▶ **Given exercise**
Copy the data precisely, character for character, and leave out every picture.

# # # #

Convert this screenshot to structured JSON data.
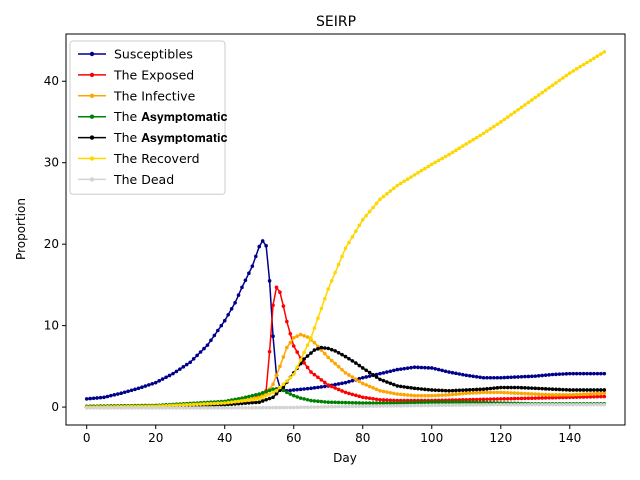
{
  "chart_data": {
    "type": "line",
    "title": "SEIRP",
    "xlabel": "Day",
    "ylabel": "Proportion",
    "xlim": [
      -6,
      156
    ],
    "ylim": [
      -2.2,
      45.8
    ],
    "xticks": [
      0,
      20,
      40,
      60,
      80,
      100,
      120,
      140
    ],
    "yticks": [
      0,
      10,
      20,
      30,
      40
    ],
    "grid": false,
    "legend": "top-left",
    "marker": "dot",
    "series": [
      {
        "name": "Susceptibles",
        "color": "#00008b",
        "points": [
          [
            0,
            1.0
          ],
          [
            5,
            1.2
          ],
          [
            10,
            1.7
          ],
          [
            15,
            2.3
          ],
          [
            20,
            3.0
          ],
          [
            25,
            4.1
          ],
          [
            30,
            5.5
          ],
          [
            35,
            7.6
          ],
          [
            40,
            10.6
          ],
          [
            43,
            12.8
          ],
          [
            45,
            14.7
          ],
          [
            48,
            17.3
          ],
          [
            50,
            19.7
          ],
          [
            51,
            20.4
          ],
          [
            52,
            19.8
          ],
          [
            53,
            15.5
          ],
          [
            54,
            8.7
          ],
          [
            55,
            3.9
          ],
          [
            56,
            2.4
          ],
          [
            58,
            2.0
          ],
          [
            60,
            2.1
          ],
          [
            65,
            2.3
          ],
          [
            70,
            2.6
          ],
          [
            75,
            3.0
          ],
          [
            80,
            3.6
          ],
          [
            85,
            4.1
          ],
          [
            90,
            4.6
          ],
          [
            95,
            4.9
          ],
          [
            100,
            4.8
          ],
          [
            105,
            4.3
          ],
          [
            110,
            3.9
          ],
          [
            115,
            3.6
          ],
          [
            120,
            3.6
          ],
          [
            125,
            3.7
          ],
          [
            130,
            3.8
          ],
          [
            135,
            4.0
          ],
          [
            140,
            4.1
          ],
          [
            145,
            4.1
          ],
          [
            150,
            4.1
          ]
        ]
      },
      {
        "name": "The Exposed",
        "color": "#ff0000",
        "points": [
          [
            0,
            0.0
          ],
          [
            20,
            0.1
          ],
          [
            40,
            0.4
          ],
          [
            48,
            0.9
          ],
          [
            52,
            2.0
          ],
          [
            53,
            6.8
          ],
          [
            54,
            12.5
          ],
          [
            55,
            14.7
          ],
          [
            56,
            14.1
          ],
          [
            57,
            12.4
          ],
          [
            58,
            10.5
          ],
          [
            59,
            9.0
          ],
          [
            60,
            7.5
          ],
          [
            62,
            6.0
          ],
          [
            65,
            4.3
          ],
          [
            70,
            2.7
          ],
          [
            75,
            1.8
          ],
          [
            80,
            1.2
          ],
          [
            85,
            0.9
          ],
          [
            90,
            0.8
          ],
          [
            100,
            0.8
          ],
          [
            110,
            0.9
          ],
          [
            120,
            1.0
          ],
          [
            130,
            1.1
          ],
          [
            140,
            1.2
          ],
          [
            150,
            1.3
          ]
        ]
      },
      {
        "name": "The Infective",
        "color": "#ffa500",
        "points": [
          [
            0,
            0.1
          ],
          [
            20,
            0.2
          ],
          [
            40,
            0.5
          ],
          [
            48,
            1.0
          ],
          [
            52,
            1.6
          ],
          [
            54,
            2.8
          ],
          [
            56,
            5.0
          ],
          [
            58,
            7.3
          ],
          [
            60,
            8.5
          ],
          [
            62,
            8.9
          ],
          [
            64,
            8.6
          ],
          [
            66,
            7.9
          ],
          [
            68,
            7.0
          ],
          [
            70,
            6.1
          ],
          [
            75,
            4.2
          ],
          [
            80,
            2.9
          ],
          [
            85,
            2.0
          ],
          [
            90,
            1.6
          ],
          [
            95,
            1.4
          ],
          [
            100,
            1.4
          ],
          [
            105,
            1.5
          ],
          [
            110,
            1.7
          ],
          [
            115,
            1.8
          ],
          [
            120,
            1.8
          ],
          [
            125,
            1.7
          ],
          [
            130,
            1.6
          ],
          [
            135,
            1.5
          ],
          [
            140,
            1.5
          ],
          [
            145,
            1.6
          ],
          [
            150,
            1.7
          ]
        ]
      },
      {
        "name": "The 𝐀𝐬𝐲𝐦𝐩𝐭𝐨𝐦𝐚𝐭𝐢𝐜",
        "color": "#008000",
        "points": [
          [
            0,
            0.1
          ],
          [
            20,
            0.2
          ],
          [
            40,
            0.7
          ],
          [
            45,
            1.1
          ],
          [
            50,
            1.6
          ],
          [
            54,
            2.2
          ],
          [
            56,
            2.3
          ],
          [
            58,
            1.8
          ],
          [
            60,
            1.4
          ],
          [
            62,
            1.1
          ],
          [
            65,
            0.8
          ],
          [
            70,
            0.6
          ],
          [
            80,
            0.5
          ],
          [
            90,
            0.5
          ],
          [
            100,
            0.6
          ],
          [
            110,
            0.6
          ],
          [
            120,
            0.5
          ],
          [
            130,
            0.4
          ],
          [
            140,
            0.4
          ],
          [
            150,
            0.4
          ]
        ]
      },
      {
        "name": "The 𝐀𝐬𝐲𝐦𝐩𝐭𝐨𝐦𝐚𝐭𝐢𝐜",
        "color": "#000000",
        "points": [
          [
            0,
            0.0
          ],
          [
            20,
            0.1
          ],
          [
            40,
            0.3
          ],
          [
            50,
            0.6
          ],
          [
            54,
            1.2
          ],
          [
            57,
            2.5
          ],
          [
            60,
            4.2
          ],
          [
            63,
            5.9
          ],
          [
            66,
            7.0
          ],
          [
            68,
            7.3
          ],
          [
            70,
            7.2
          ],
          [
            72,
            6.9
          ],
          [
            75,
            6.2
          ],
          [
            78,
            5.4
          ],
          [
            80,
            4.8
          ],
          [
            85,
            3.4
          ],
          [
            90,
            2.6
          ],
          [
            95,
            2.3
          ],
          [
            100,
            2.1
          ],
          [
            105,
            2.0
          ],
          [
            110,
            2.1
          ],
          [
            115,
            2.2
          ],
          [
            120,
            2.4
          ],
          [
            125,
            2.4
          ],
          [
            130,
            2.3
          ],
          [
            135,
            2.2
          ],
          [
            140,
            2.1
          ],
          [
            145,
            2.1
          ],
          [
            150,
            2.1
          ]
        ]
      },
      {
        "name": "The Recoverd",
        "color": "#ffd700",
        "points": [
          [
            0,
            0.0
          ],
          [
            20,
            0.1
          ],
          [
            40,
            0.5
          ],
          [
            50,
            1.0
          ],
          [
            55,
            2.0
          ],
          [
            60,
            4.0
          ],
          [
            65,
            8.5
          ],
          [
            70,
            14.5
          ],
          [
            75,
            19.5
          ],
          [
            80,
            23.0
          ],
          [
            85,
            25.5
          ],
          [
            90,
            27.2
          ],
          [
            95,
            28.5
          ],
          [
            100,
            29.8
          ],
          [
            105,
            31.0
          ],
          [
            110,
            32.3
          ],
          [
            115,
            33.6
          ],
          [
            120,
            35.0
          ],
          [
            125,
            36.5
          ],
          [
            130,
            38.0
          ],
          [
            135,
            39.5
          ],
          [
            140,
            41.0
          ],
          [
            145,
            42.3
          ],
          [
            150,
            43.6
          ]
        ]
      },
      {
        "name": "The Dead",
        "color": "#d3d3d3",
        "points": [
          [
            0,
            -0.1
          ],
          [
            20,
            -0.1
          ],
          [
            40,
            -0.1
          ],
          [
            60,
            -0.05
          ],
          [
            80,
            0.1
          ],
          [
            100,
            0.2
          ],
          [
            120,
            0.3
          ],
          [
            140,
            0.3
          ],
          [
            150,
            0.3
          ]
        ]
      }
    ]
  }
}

# # # #

▶ **Response to this task**
Convert this screenshot to structured JSON data.
{
  "chart_data": {
    "type": "line",
    "title": "SEIRP",
    "xlabel": "Day",
    "ylabel": "Proportion",
    "xlim": [
      -6,
      156
    ],
    "ylim": [
      -2.2,
      45.8
    ],
    "xticks": [
      0,
      20,
      40,
      60,
      80,
      100,
      120,
      140
    ],
    "yticks": [
      0,
      10,
      20,
      30,
      40
    ],
    "grid": false,
    "legend": "top-left",
    "marker": "dot",
    "series": [
      {
        "name": "Susceptibles",
        "color": "#00008b",
        "points": [
          [
            0,
            1.0
          ],
          [
            5,
            1.2
          ],
          [
            10,
            1.7
          ],
          [
            15,
            2.3
          ],
          [
            20,
            3.0
          ],
          [
            25,
            4.1
          ],
          [
            30,
            5.5
          ],
          [
            35,
            7.6
          ],
          [
            40,
            10.6
          ],
          [
            43,
            12.8
          ],
          [
            45,
            14.7
          ],
          [
            48,
            17.3
          ],
          [
            50,
            19.7
          ],
          [
            51,
            20.4
          ],
          [
            52,
            19.8
          ],
          [
            53,
            15.5
          ],
          [
            54,
            8.7
          ],
          [
            55,
            3.9
          ],
          [
            56,
            2.4
          ],
          [
            58,
            2.0
          ],
          [
            60,
            2.1
          ],
          [
            65,
            2.3
          ],
          [
            70,
            2.6
          ],
          [
            75,
            3.0
          ],
          [
            80,
            3.6
          ],
          [
            85,
            4.1
          ],
          [
            90,
            4.6
          ],
          [
            95,
            4.9
          ],
          [
            100,
            4.8
          ],
          [
            105,
            4.3
          ],
          [
            110,
            3.9
          ],
          [
            115,
            3.6
          ],
          [
            120,
            3.6
          ],
          [
            125,
            3.7
          ],
          [
            130,
            3.8
          ],
          [
            135,
            4.0
          ],
          [
            140,
            4.1
          ],
          [
            145,
            4.1
          ],
          [
            150,
            4.1
          ]
        ]
      },
      {
        "name": "The Exposed",
        "color": "#ff0000",
        "points": [
          [
            0,
            0.0
          ],
          [
            20,
            0.1
          ],
          [
            40,
            0.4
          ],
          [
            48,
            0.9
          ],
          [
            52,
            2.0
          ],
          [
            53,
            6.8
          ],
          [
            54,
            12.5
          ],
          [
            55,
            14.7
          ],
          [
            56,
            14.1
          ],
          [
            57,
            12.4
          ],
          [
            58,
            10.5
          ],
          [
            59,
            9.0
          ],
          [
            60,
            7.5
          ],
          [
            62,
            6.0
          ],
          [
            65,
            4.3
          ],
          [
            70,
            2.7
          ],
          [
            75,
            1.8
          ],
          [
            80,
            1.2
          ],
          [
            85,
            0.9
          ],
          [
            90,
            0.8
          ],
          [
            100,
            0.8
          ],
          [
            110,
            0.9
          ],
          [
            120,
            1.0
          ],
          [
            130,
            1.1
          ],
          [
            140,
            1.2
          ],
          [
            150,
            1.3
          ]
        ]
      },
      {
        "name": "The Infective",
        "color": "#ffa500",
        "points": [
          [
            0,
            0.1
          ],
          [
            20,
            0.2
          ],
          [
            40,
            0.5
          ],
          [
            48,
            1.0
          ],
          [
            52,
            1.6
          ],
          [
            54,
            2.8
          ],
          [
            56,
            5.0
          ],
          [
            58,
            7.3
          ],
          [
            60,
            8.5
          ],
          [
            62,
            8.9
          ],
          [
            64,
            8.6
          ],
          [
            66,
            7.9
          ],
          [
            68,
            7.0
          ],
          [
            70,
            6.1
          ],
          [
            75,
            4.2
          ],
          [
            80,
            2.9
          ],
          [
            85,
            2.0
          ],
          [
            90,
            1.6
          ],
          [
            95,
            1.4
          ],
          [
            100,
            1.4
          ],
          [
            105,
            1.5
          ],
          [
            110,
            1.7
          ],
          [
            115,
            1.8
          ],
          [
            120,
            1.8
          ],
          [
            125,
            1.7
          ],
          [
            130,
            1.6
          ],
          [
            135,
            1.5
          ],
          [
            140,
            1.5
          ],
          [
            145,
            1.6
          ],
          [
            150,
            1.7
          ]
        ]
      },
      {
        "name": "The 𝐀𝐬𝐲𝐦𝐩𝐭𝐨𝐦𝐚𝐭𝐢𝐜",
        "color": "#008000",
        "points": [
          [
            0,
            0.1
          ],
          [
            20,
            0.2
          ],
          [
            40,
            0.7
          ],
          [
            45,
            1.1
          ],
          [
            50,
            1.6
          ],
          [
            54,
            2.2
          ],
          [
            56,
            2.3
          ],
          [
            58,
            1.8
          ],
          [
            60,
            1.4
          ],
          [
            62,
            1.1
          ],
          [
            65,
            0.8
          ],
          [
            70,
            0.6
          ],
          [
            80,
            0.5
          ],
          [
            90,
            0.5
          ],
          [
            100,
            0.6
          ],
          [
            110,
            0.6
          ],
          [
            120,
            0.5
          ],
          [
            130,
            0.4
          ],
          [
            140,
            0.4
          ],
          [
            150,
            0.4
          ]
        ]
      },
      {
        "name": "The 𝐀𝐬𝐲𝐦𝐩𝐭𝐨𝐦𝐚𝐭𝐢𝐜",
        "color": "#000000",
        "points": [
          [
            0,
            0.0
          ],
          [
            20,
            0.1
          ],
          [
            40,
            0.3
          ],
          [
            50,
            0.6
          ],
          [
            54,
            1.2
          ],
          [
            57,
            2.5
          ],
          [
            60,
            4.2
          ],
          [
            63,
            5.9
          ],
          [
            66,
            7.0
          ],
          [
            68,
            7.3
          ],
          [
            70,
            7.2
          ],
          [
            72,
            6.9
          ],
          [
            75,
            6.2
          ],
          [
            78,
            5.4
          ],
          [
            80,
            4.8
          ],
          [
            85,
            3.4
          ],
          [
            90,
            2.6
          ],
          [
            95,
            2.3
          ],
          [
            100,
            2.1
          ],
          [
            105,
            2.0
          ],
          [
            110,
            2.1
          ],
          [
            115,
            2.2
          ],
          [
            120,
            2.4
          ],
          [
            125,
            2.4
          ],
          [
            130,
            2.3
          ],
          [
            135,
            2.2
          ],
          [
            140,
            2.1
          ],
          [
            145,
            2.1
          ],
          [
            150,
            2.1
          ]
        ]
      },
      {
        "name": "The Recoverd",
        "color": "#ffd700",
        "points": [
          [
            0,
            0.0
          ],
          [
            20,
            0.1
          ],
          [
            40,
            0.5
          ],
          [
            50,
            1.0
          ],
          [
            55,
            2.0
          ],
          [
            60,
            4.0
          ],
          [
            65,
            8.5
          ],
          [
            70,
            14.5
          ],
          [
            75,
            19.5
          ],
          [
            80,
            23.0
          ],
          [
            85,
            25.5
          ],
          [
            90,
            27.2
          ],
          [
            95,
            28.5
          ],
          [
            100,
            29.8
          ],
          [
            105,
            31.0
          ],
          [
            110,
            32.3
          ],
          [
            115,
            33.6
          ],
          [
            120,
            35.0
          ],
          [
            125,
            36.5
          ],
          [
            130,
            38.0
          ],
          [
            135,
            39.5
          ],
          [
            140,
            41.0
          ],
          [
            145,
            42.3
          ],
          [
            150,
            43.6
          ]
        ]
      },
      {
        "name": "The Dead",
        "color": "#d3d3d3",
        "points": [
          [
            0,
            -0.1
          ],
          [
            20,
            -0.1
          ],
          [
            40,
            -0.1
          ],
          [
            60,
            -0.05
          ],
          [
            80,
            0.1
          ],
          [
            100,
            0.2
          ],
          [
            120,
            0.3
          ],
          [
            140,
            0.3
          ],
          [
            150,
            0.3
          ]
        ]
      }
    ]
  }
}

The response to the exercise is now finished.